» **What is being asked**
Quote the records beneath, complete and exact. Leave out images.

» **Figure record listings**
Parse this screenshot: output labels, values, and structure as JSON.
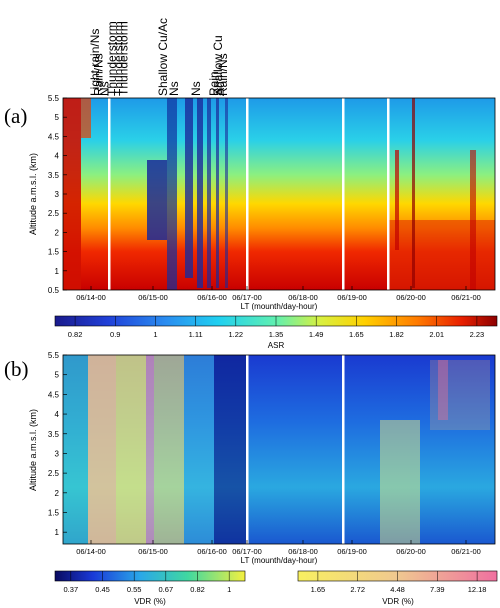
{
  "events": [
    {
      "label": "Light rain/Ns",
      "x": 0.065
    },
    {
      "label": "Rain/Ns",
      "x": 0.12
    },
    {
      "label": "Ns",
      "x": 0.215
    },
    {
      "label": "Thunderstorm",
      "x": 0.335
    },
    {
      "label": "Thunderstorm",
      "x": 0.44
    },
    {
      "label": "Thunderstorm",
      "x": 0.525
    },
    {
      "label": "Shallow Cu/Ac",
      "x": 1.17
    },
    {
      "label": "Ns",
      "x": 1.36
    },
    {
      "label": "Ns",
      "x": 1.73
    },
    {
      "label": "Rain",
      "x": 2.06
    },
    {
      "label": "Shallow Cu",
      "x": 2.17
    },
    {
      "label": "Ac",
      "x": 2.23
    },
    {
      "label": "Rain/Ns",
      "x": 2.31
    }
  ],
  "chart_data": [
    {
      "panel": "(a)",
      "type": "heatmap",
      "ylabel": "Altitude a.m.s.l. (km)",
      "xlabel": "LT (mounth/day-hour)",
      "x_tick_labels": [
        "06/14-00",
        "06/15-00",
        "06/16-00",
        "06/17-00",
        "06/18-00",
        "06/19-00",
        "06/20-00",
        "06/21-00"
      ],
      "y_ticks": [
        "0.5",
        "1",
        "1.5",
        "2",
        "2.5",
        "3",
        "3.5",
        "4",
        "4.5",
        "5",
        "5.5"
      ],
      "ylim": [
        0.5,
        5.5
      ],
      "colorbar": {
        "label": "ASR",
        "ticks": [
          "0.82",
          "0.9",
          "1",
          "1.11",
          "1.22",
          "1.35",
          "1.49",
          "1.65",
          "1.82",
          "2.01",
          "2.23"
        ]
      }
    },
    {
      "panel": "(b)",
      "type": "heatmap",
      "ylabel": "Altitude a.m.s.l. (km)",
      "xlabel": "LT (mounth/day-hour)",
      "x_tick_labels": [
        "06/14-00",
        "06/15-00",
        "06/16-00",
        "06/17-00",
        "06/18-00",
        "06/19-00",
        "06/20-00",
        "06/21-00"
      ],
      "y_ticks": [
        "1",
        "1.5",
        "2",
        "2.5",
        "3",
        "3.5",
        "4",
        "4.5",
        "5",
        "5.5"
      ],
      "ylim": [
        0.7,
        5.5
      ],
      "colorbar_low": {
        "label": "VDR (%)",
        "ticks": [
          "0.37",
          "0.45",
          "0.55",
          "0.67",
          "0.82",
          "1"
        ]
      },
      "colorbar_high": {
        "label": "VDR (%)",
        "ticks": [
          "1.65",
          "2.72",
          "4.48",
          "7.39",
          "12.18"
        ]
      }
    }
  ]
}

» **Solution for this task**
Parse this screenshot: output labels, values, and structure as JSON.
{
  "events": [
    {
      "label": "Light rain/Ns",
      "x": 0.065
    },
    {
      "label": "Rain/Ns",
      "x": 0.12
    },
    {
      "label": "Ns",
      "x": 0.215
    },
    {
      "label": "Thunderstorm",
      "x": 0.335
    },
    {
      "label": "Thunderstorm",
      "x": 0.44
    },
    {
      "label": "Thunderstorm",
      "x": 0.525
    },
    {
      "label": "Shallow Cu/Ac",
      "x": 1.17
    },
    {
      "label": "Ns",
      "x": 1.36
    },
    {
      "label": "Ns",
      "x": 1.73
    },
    {
      "label": "Rain",
      "x": 2.06
    },
    {
      "label": "Shallow Cu",
      "x": 2.17
    },
    {
      "label": "Ac",
      "x": 2.23
    },
    {
      "label": "Rain/Ns",
      "x": 2.31
    }
  ],
  "chart_data": [
    {
      "panel": "(a)",
      "type": "heatmap",
      "ylabel": "Altitude a.m.s.l. (km)",
      "xlabel": "LT (mounth/day-hour)",
      "x_tick_labels": [
        "06/14-00",
        "06/15-00",
        "06/16-00",
        "06/17-00",
        "06/18-00",
        "06/19-00",
        "06/20-00",
        "06/21-00"
      ],
      "y_ticks": [
        "0.5",
        "1",
        "1.5",
        "2",
        "2.5",
        "3",
        "3.5",
        "4",
        "4.5",
        "5",
        "5.5"
      ],
      "ylim": [
        0.5,
        5.5
      ],
      "colorbar": {
        "label": "ASR",
        "ticks": [
          "0.82",
          "0.9",
          "1",
          "1.11",
          "1.22",
          "1.35",
          "1.49",
          "1.65",
          "1.82",
          "2.01",
          "2.23"
        ]
      }
    },
    {
      "panel": "(b)",
      "type": "heatmap",
      "ylabel": "Altitude a.m.s.l. (km)",
      "xlabel": "LT (mounth/day-hour)",
      "x_tick_labels": [
        "06/14-00",
        "06/15-00",
        "06/16-00",
        "06/17-00",
        "06/18-00",
        "06/19-00",
        "06/20-00",
        "06/21-00"
      ],
      "y_ticks": [
        "1",
        "1.5",
        "2",
        "2.5",
        "3",
        "3.5",
        "4",
        "4.5",
        "5",
        "5.5"
      ],
      "ylim": [
        0.7,
        5.5
      ],
      "colorbar_low": {
        "label": "VDR (%)",
        "ticks": [
          "0.37",
          "0.45",
          "0.55",
          "0.67",
          "0.82",
          "1"
        ]
      },
      "colorbar_high": {
        "label": "VDR (%)",
        "ticks": [
          "1.65",
          "2.72",
          "4.48",
          "7.39",
          "12.18"
        ]
      }
    }
  ]
}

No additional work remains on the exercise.